◆ What this task involves ◆
Copy out the records word for word, from the line containing "radio-option[interactable]: ○ D1/D2/D3" through the line containing "kk-unit: KK (319, 573, 332, 583)", including both of those lines.

◆ Records provided ◆
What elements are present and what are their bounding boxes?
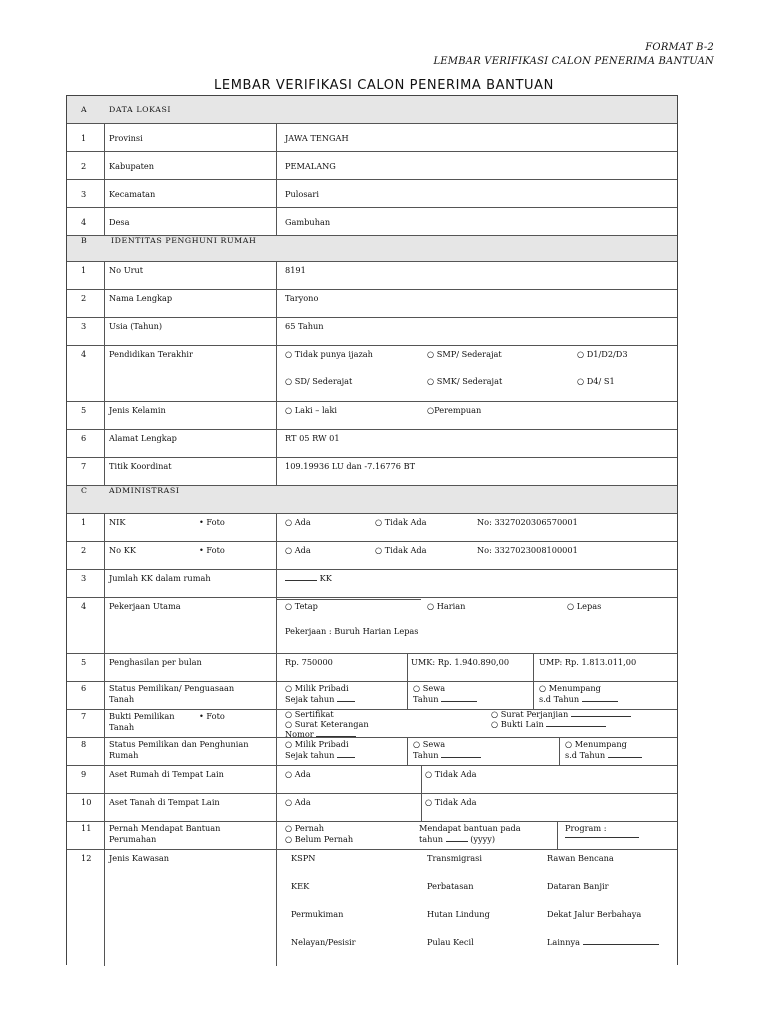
radio-option[interactable]: ○ D1/D2/D3 (577, 349, 628, 359)
row-label: NIK (109, 517, 126, 527)
radio-option[interactable]: ○ Ada (285, 545, 311, 555)
row-label: Kecamatan (109, 189, 156, 199)
row-label: Status Pemilikan dan Penghunian (109, 739, 249, 749)
kk-unit: KK (319, 573, 332, 583)
radio-option[interactable]: ○ Lepas (567, 601, 602, 611)
area-option[interactable]: Rawan Bencana (547, 853, 614, 863)
assistance-year-field[interactable] (419, 834, 495, 844)
income-value: Rp. 750000 (285, 657, 333, 667)
radio-option[interactable]: ○ Menumpang (539, 683, 601, 693)
area-option[interactable]: Perbatasan (427, 881, 474, 891)
section-c-header (67, 486, 677, 514)
row-value: PEMALANG (285, 161, 336, 171)
header-subtitle: LEMBAR VERIFIKASI CALON PENERIMA BANTUAN (433, 56, 714, 67)
program-label: Program : (565, 823, 607, 833)
radio-option[interactable]: ○ Sewa (413, 683, 446, 693)
row-number: 6 (81, 683, 87, 693)
section-letter: B (81, 236, 88, 245)
radio-option[interactable]: ○ Ada (285, 769, 311, 779)
row-label: Bukti Pemilikan (109, 711, 175, 721)
row-value: Pulosari (285, 189, 319, 199)
section-a-header (67, 96, 677, 124)
row-number: 1 (81, 133, 87, 143)
row-value: RT 05 RW 01 (285, 433, 340, 443)
radio-option[interactable]: ○ Tidak punya ijazah (285, 349, 373, 359)
until-year-field[interactable] (539, 694, 618, 704)
radio-option[interactable]: ○Perempuan (427, 405, 482, 415)
table-row (67, 822, 677, 850)
radio-option[interactable]: ○ Surat Keterangan (285, 719, 369, 729)
row-number: 7 (81, 461, 87, 471)
row-label: Penghasilan per bulan (109, 657, 202, 667)
row-label: Pernah Mendapat Bantuan (109, 823, 221, 833)
year-label: Tahun (413, 750, 439, 760)
row-label: No Urut (109, 265, 144, 275)
row-label: Usia (Tahun) (109, 321, 163, 331)
row-number: 2 (81, 161, 87, 171)
other-proof-option[interactable] (491, 719, 606, 729)
umk-value: UMK: Rp. 1.940.890,00 (411, 657, 510, 667)
table-row (67, 570, 677, 598)
table-row (67, 152, 677, 180)
program-field[interactable] (565, 830, 639, 840)
table-row (67, 180, 677, 208)
year-label: Tahun (413, 694, 439, 704)
row-label: Perumahan (109, 834, 157, 844)
foto-bullet: • Foto (199, 545, 225, 555)
table-row (67, 402, 677, 430)
row-number: 6 (81, 433, 87, 443)
year-format: (yyyy) (470, 834, 496, 844)
radio-option[interactable]: ○ Tidak Ada (375, 545, 427, 555)
row-label: Pendidikan Terakhir (109, 349, 193, 359)
row-label: Rumah (109, 750, 139, 760)
row-label: Jenis Kawasan (109, 853, 170, 863)
radio-option[interactable]: ○ Ada (285, 797, 311, 807)
radio-option[interactable]: ○ Sertifikat (285, 709, 334, 719)
area-option-other[interactable] (547, 937, 659, 947)
since-year-field[interactable] (285, 694, 355, 704)
row-label: Provinsi (109, 133, 143, 143)
row-number: 5 (81, 405, 87, 415)
table-row (67, 124, 677, 152)
section-title: ADMINISTRASI (109, 486, 180, 495)
area-option[interactable]: Dataran Banjir (547, 881, 609, 891)
agreement-option[interactable] (491, 709, 631, 719)
format-code: FORMAT B-2 (645, 42, 714, 53)
row-label: Nama Lengkap (109, 293, 173, 303)
area-option[interactable]: KEK (291, 881, 310, 891)
until-year-field[interactable] (565, 750, 642, 760)
year-field[interactable] (413, 750, 481, 760)
row-label: Aset Rumah di Tempat Lain (109, 769, 224, 779)
row-label: Jenis Kelamin (109, 405, 166, 415)
row-label: Status Pemilikan/ Penguasaan (109, 683, 235, 693)
row-number: 3 (81, 321, 87, 331)
section-letter: C (81, 486, 88, 495)
row-label: Kabupaten (109, 161, 155, 171)
row-number: 2 (81, 293, 87, 303)
row-number: 8 (81, 739, 87, 749)
row-number: 9 (81, 769, 87, 779)
radio-option[interactable]: ○ Pernah (285, 823, 325, 833)
radio-option[interactable]: ○ Tidak Ada (425, 769, 477, 779)
area-option[interactable]: Pulau Kecil (427, 937, 474, 947)
other-proof-label: ○ Bukti Lain (491, 719, 544, 729)
radio-option[interactable]: ○ Milik Pribadi (285, 683, 349, 693)
kk-count-field[interactable] (285, 573, 332, 583)
table-row (67, 766, 677, 794)
row-label: Titik Koordinat (109, 461, 172, 471)
table-row (67, 682, 677, 710)
radio-option[interactable]: ○ Milik Pribadi (285, 739, 349, 749)
row-value: 109.19936 LU dan -7.16776 BT (285, 461, 416, 471)
row-number: 1 (81, 265, 87, 275)
row-label: Desa (109, 217, 130, 227)
foto-bullet: • Foto (199, 517, 225, 527)
radio-option[interactable]: ○ Tidak Ada (425, 797, 477, 807)
area-option[interactable]: Nelayan/Pesisir (291, 937, 356, 947)
row-value: No: 3327020306570001 (477, 517, 578, 527)
row-number: 1 (81, 517, 87, 527)
row-label: Alamat Lengkap (109, 433, 177, 443)
row-number: 7 (81, 711, 87, 721)
radio-option[interactable]: ○ Laki – laki (285, 405, 338, 415)
table-row (67, 290, 677, 318)
table-row (67, 738, 677, 766)
assistance-received-label: Mendapat bantuan pada (419, 823, 521, 833)
row-number: 2 (81, 545, 87, 555)
row-label: Pekerjaan Utama (109, 601, 181, 611)
row-number: 12 (81, 853, 92, 863)
page-title: LEMBAR VERIFIKASI CALON PENERIMA BANTUAN (214, 78, 554, 93)
number-label: Nomor (285, 729, 314, 739)
foto-bullet: • Foto (199, 711, 225, 721)
row-number: 3 (81, 573, 87, 583)
section-title: DATA LOKASI (109, 105, 172, 114)
table-row (67, 542, 677, 570)
row-label: Tanah (109, 694, 135, 704)
section-b-header (67, 236, 677, 262)
radio-option[interactable]: ○ Sewa (413, 739, 446, 749)
row-value: JAWA TENGAH (285, 133, 349, 143)
agreement-label: ○ Surat Perjanjian (491, 709, 569, 719)
row-value: Taryono (285, 293, 319, 303)
row-number: 5 (81, 657, 87, 667)
row-label: No KK (109, 545, 136, 555)
table-row (67, 318, 677, 346)
table-row (67, 514, 677, 542)
until-year-label: s.d Tahun (539, 694, 580, 704)
row-number: 4 (81, 601, 87, 611)
table-row (67, 710, 677, 738)
radio-option[interactable]: ○ Menumpang (565, 739, 627, 749)
table-row (67, 598, 677, 654)
row-number: 11 (81, 823, 92, 833)
year-field[interactable] (413, 694, 477, 704)
area-option[interactable]: Dekat Jalur Berbahaya (547, 909, 642, 919)
table-row (67, 458, 677, 486)
job-detail: Pekerjaan : Buruh Harian Lepas (285, 626, 419, 636)
table-row (67, 654, 677, 682)
table-row (67, 208, 677, 236)
section-title: IDENTITAS PENGHUNI RUMAH (111, 236, 257, 245)
radio-option[interactable]: ○ Harian (427, 601, 466, 611)
table-row (67, 850, 677, 966)
row-label: Tanah (109, 722, 135, 732)
table-row (67, 262, 677, 290)
row-value: 8191 (285, 265, 306, 275)
row-value: 65 Tahun (285, 321, 324, 331)
row-number: 3 (81, 189, 87, 199)
area-option[interactable]: Permukiman (291, 909, 344, 919)
radio-option[interactable]: ○ Ada (285, 517, 311, 527)
other-label: Lainnya (547, 937, 580, 947)
ump-value: UMP: Rp. 1.813.011,00 (539, 657, 637, 667)
row-label: Jumlah KK dalam rumah (109, 573, 211, 583)
radio-option[interactable]: ○ D4/ S1 (577, 376, 615, 386)
row-value: Gambuhan (285, 217, 331, 227)
row-number: 4 (81, 349, 87, 359)
table-row (67, 430, 677, 458)
since-year-field[interactable] (285, 750, 355, 760)
table-row (67, 794, 677, 822)
radio-option[interactable]: ○ Tidak Ada (375, 517, 427, 527)
since-year-label: Sejak tahun (285, 694, 335, 704)
row-label: Aset Tanah di Tempat Lain (109, 797, 220, 807)
radio-option[interactable]: ○ SD/ Sederajat (285, 376, 353, 386)
radio-option[interactable]: ○ SMK/ Sederajat (427, 376, 503, 386)
area-option[interactable]: Transmigrasi (427, 853, 482, 863)
radio-option[interactable]: ○ Tetap (285, 601, 318, 611)
area-option[interactable]: KSPN (291, 853, 316, 863)
section-letter: A (81, 105, 88, 114)
radio-option[interactable]: ○ Belum Pernah (285, 834, 354, 844)
until-year-label: s.d Tahun (565, 750, 606, 760)
since-year-label: Sejak tahun (285, 750, 335, 760)
row-number: 4 (81, 217, 87, 227)
row-value: No: 3327023008100001 (477, 545, 578, 555)
year-label: tahun (419, 834, 443, 844)
verification-form (66, 95, 678, 965)
area-option[interactable]: Hutan Lindung (427, 909, 490, 919)
table-row (67, 346, 677, 402)
radio-option[interactable]: ○ SMP/ Sederajat (427, 349, 502, 359)
row-number: 10 (81, 797, 92, 807)
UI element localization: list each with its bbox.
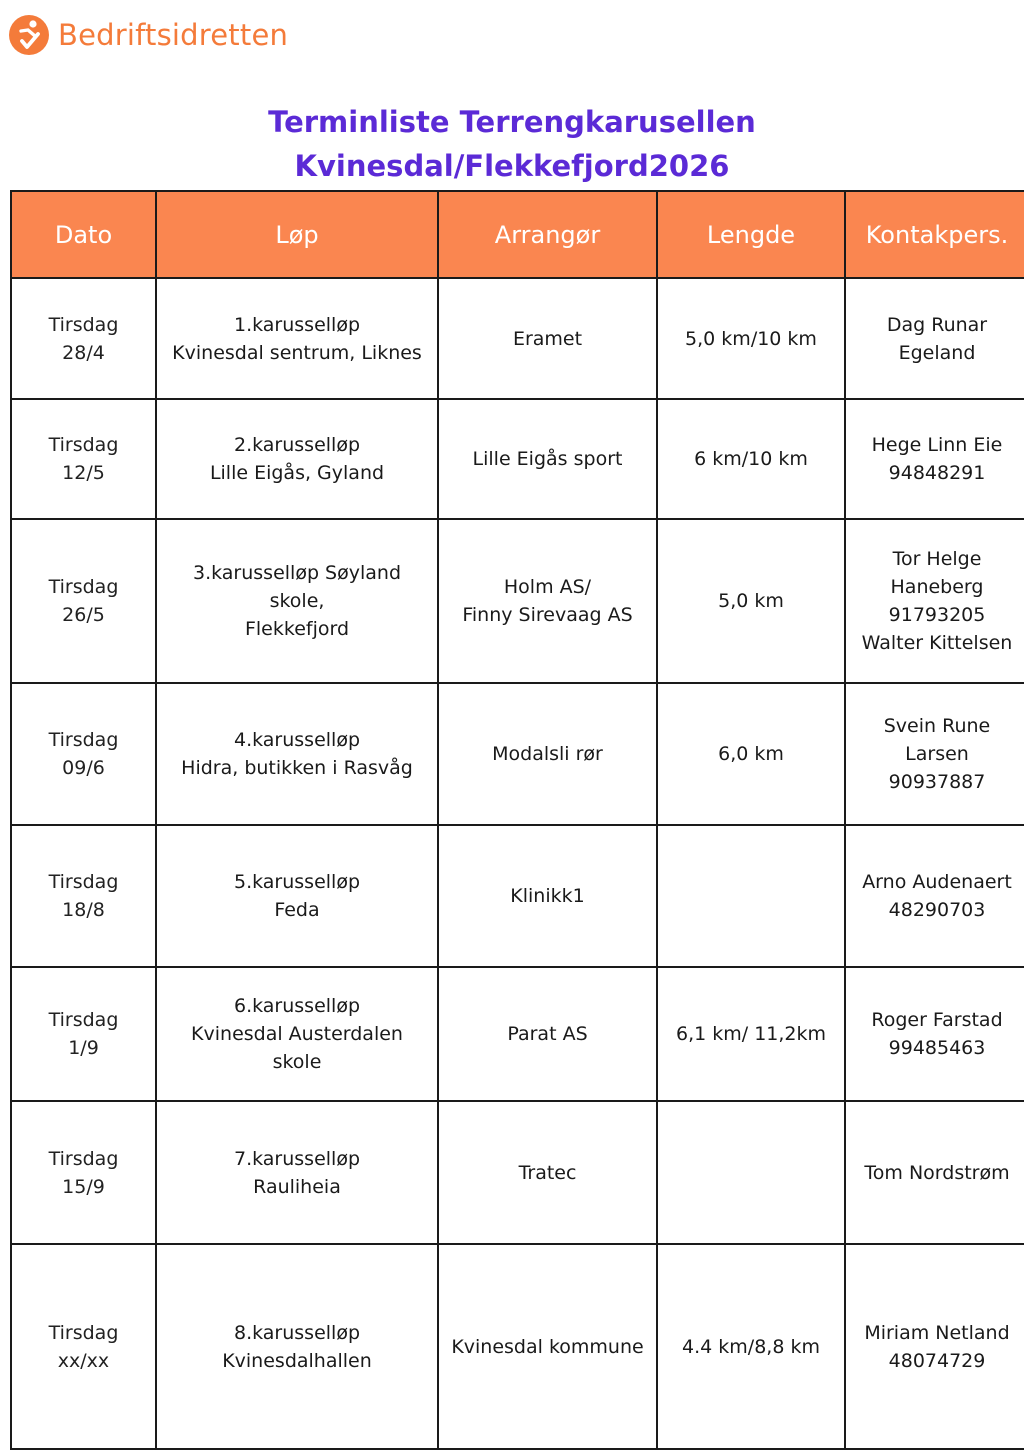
cell-race-line: Rauliheia — [253, 1175, 341, 1198]
cell-contact-line: Egeland — [898, 341, 976, 364]
cell-race — [156, 278, 438, 399]
cell-date-line: Tirsdag — [48, 871, 119, 893]
cell-length — [657, 399, 845, 519]
cell-organizer-line: Lille Eigås sport — [472, 448, 623, 470]
cell-race-line: Flekkefjord — [244, 618, 350, 640]
cell-organizer — [438, 825, 657, 967]
cell-contact-line: Hege Linn Eie — [871, 434, 1003, 456]
header-row — [11, 191, 1024, 278]
cell-length — [657, 967, 845, 1101]
cell-contact — [845, 519, 1024, 683]
cell-date-line: 28/4 — [62, 341, 105, 364]
cell-length — [657, 825, 845, 967]
cell-length — [657, 1244, 845, 1449]
cell-date-line: 09/6 — [62, 757, 105, 779]
cell-length-line: 6,1 km/ 11,2km — [675, 1023, 827, 1045]
cell-race — [156, 1101, 438, 1244]
cell-contact-line: Tor Helge — [892, 548, 982, 570]
cell-race-line: Hidra, butikken i Rasvåg — [181, 757, 413, 779]
table-row — [11, 519, 1024, 683]
cell-contact-line: Larsen — [905, 743, 969, 765]
header-contact: Kontakpers. — [845, 191, 1024, 278]
cell-contact — [845, 1244, 1024, 1449]
cell-race — [156, 519, 438, 683]
brand-name: Bedriftsidretten — [58, 17, 289, 52]
cell-organizer-line: Parat AS — [507, 1023, 588, 1045]
cell-date — [11, 967, 156, 1101]
cell-race — [156, 825, 438, 967]
cell-length-line: 4.4 km/8,8 km — [682, 1335, 820, 1358]
cell-contact-line: Arno Audenaert — [862, 871, 1012, 893]
cell-date — [11, 519, 156, 683]
cell-date — [11, 1101, 156, 1244]
cell-date-line: Tirsdag — [48, 434, 119, 456]
cell-organizer-line: Modalsli rør — [492, 743, 603, 765]
cell-contact — [845, 1101, 1024, 1244]
header-organizer: Arrangør — [438, 191, 657, 278]
cell-organizer — [438, 1244, 657, 1449]
cell-date-line: Tirsdag — [48, 1147, 119, 1170]
cell-race-line: Lille Eigås, Gyland — [209, 462, 385, 484]
cell-date-line: 26/5 — [62, 604, 105, 626]
cell-race-line: 6.karusselløp — [233, 995, 361, 1017]
cell-contact-line: 94848291 — [888, 462, 986, 484]
table-row — [11, 967, 1024, 1101]
cell-contact-line: 90937887 — [888, 771, 986, 793]
runner-check-icon — [8, 14, 50, 56]
cell-length — [657, 1101, 845, 1244]
cell-length — [657, 278, 845, 399]
header-race: Løp — [156, 191, 438, 278]
cell-date — [11, 825, 156, 967]
cell-date-line: 15/9 — [62, 1175, 105, 1198]
table-row — [11, 1244, 1024, 1449]
cell-length-line: 5,0 km — [718, 590, 784, 612]
cell-date — [11, 1244, 156, 1449]
header-date: Dato — [11, 191, 156, 278]
table-row — [11, 683, 1024, 825]
cell-contact-line: 99485463 — [888, 1037, 986, 1059]
cell-contact — [845, 967, 1024, 1101]
cell-race-line: 2.karusselløp — [233, 434, 361, 456]
cell-date-line: 18/8 — [62, 899, 105, 921]
cell-date-line: Tirsdag — [48, 729, 119, 751]
title-line-2: Kvinesdal/Flekkefjord2026 — [294, 149, 730, 183]
cell-contact-line: Svein Rune — [883, 715, 991, 737]
cell-race — [156, 1244, 438, 1449]
cell-contact — [845, 683, 1024, 825]
cell-organizer — [438, 519, 657, 683]
cell-length-line: 6 km/10 km — [694, 448, 808, 470]
cell-length — [657, 519, 845, 683]
cell-race-line: Kvinesdal sentrum, Liknes — [172, 341, 422, 364]
cell-date-line: xx/xx — [57, 1349, 110, 1372]
cell-contact-line: Walter Kittelsen — [861, 632, 1013, 654]
cell-contact-line: Tom Nordstrøm — [864, 1161, 1010, 1184]
cell-race-line: 7.karusselløp — [233, 1147, 361, 1170]
brand-header — [8, 14, 288, 56]
table-row — [11, 278, 1024, 399]
cell-organizer-line: Tratec — [518, 1161, 577, 1184]
cell-date — [11, 399, 156, 519]
cell-date — [11, 683, 156, 825]
cell-race-line: 1.karusselløp — [233, 313, 361, 336]
cell-race — [156, 967, 438, 1101]
cell-race-line: 8.karusselløp — [233, 1321, 361, 1344]
table-row — [11, 1101, 1024, 1244]
cell-contact — [845, 825, 1024, 967]
cell-contact-line: Dag Runar — [886, 313, 988, 336]
cell-organizer-line: Eramet — [512, 327, 583, 350]
cell-contact — [845, 278, 1024, 399]
cell-contact-line: 48074729 — [888, 1349, 986, 1372]
cell-length-line: 5,0 km/10 km — [685, 327, 817, 350]
cell-date — [11, 278, 156, 399]
cell-contact-line: Miriam Netland — [864, 1321, 1010, 1344]
table-row — [11, 825, 1024, 967]
cell-contact — [845, 399, 1024, 519]
cell-race-line: Kvinesdal Austerdalen — [191, 1023, 403, 1045]
table-row — [11, 399, 1024, 519]
cell-race — [156, 399, 438, 519]
cell-date-line: Tirsdag — [48, 313, 119, 336]
cell-organizer — [438, 278, 657, 399]
cell-date-line: Tirsdag — [48, 1009, 119, 1031]
cell-contact-line: 48290703 — [888, 899, 986, 921]
cell-date-line: 1/9 — [68, 1037, 99, 1059]
cell-race-line: skole — [272, 1051, 322, 1073]
cell-contact-line: 91793205 — [888, 604, 986, 626]
cell-organizer — [438, 399, 657, 519]
page-title — [0, 100, 1024, 188]
cell-organizer-line: Holm AS/ — [503, 576, 592, 598]
cell-organizer-line: Kvinesdal kommune — [451, 1335, 644, 1358]
cell-race-line: 4.karusselløp — [233, 729, 361, 751]
cell-race-line: Feda — [274, 899, 320, 921]
schedule-table — [10, 190, 1024, 1450]
cell-length — [657, 683, 845, 825]
cell-organizer-line: Klinikk1 — [510, 885, 585, 907]
cell-contact-line: Haneberg — [890, 576, 984, 598]
cell-organizer — [438, 683, 657, 825]
title-line-1: Terminliste Terrengkarusellen — [268, 105, 756, 139]
header-length: Lengde — [657, 191, 845, 278]
cell-organizer — [438, 967, 657, 1101]
cell-contact-line: Roger Farstad — [871, 1009, 1003, 1031]
cell-organizer — [438, 1101, 657, 1244]
cell-race-line: 3.karusselløp Søyland skole, — [192, 562, 402, 612]
cell-race-line: Kvinesdalhallen — [222, 1349, 372, 1372]
cell-date-line: 12/5 — [62, 462, 105, 484]
cell-length-line: 6,0 km — [718, 743, 784, 765]
cell-date-line: Tirsdag — [48, 576, 119, 598]
cell-race — [156, 683, 438, 825]
cell-race-line: 5.karusselløp — [233, 871, 361, 893]
cell-date-line: Tirsdag — [48, 1321, 119, 1344]
cell-organizer-line: Finny Sirevaag AS — [462, 604, 633, 626]
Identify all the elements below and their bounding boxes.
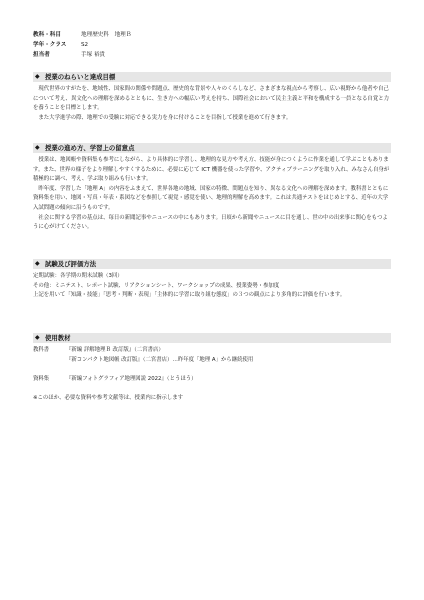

◆ Solution to this problem ◆
radio-option[interactable]: ○ D1/D2/D3 (577, 349, 628, 359)
row-label: NIK (109, 517, 126, 527)
radio-option[interactable]: ○ Ada (285, 545, 311, 555)
row-label: Kecamatan (109, 189, 156, 199)
row-label: Status Pemilikan dan Penghunian (109, 739, 249, 749)
kk-unit: KK (319, 573, 332, 583)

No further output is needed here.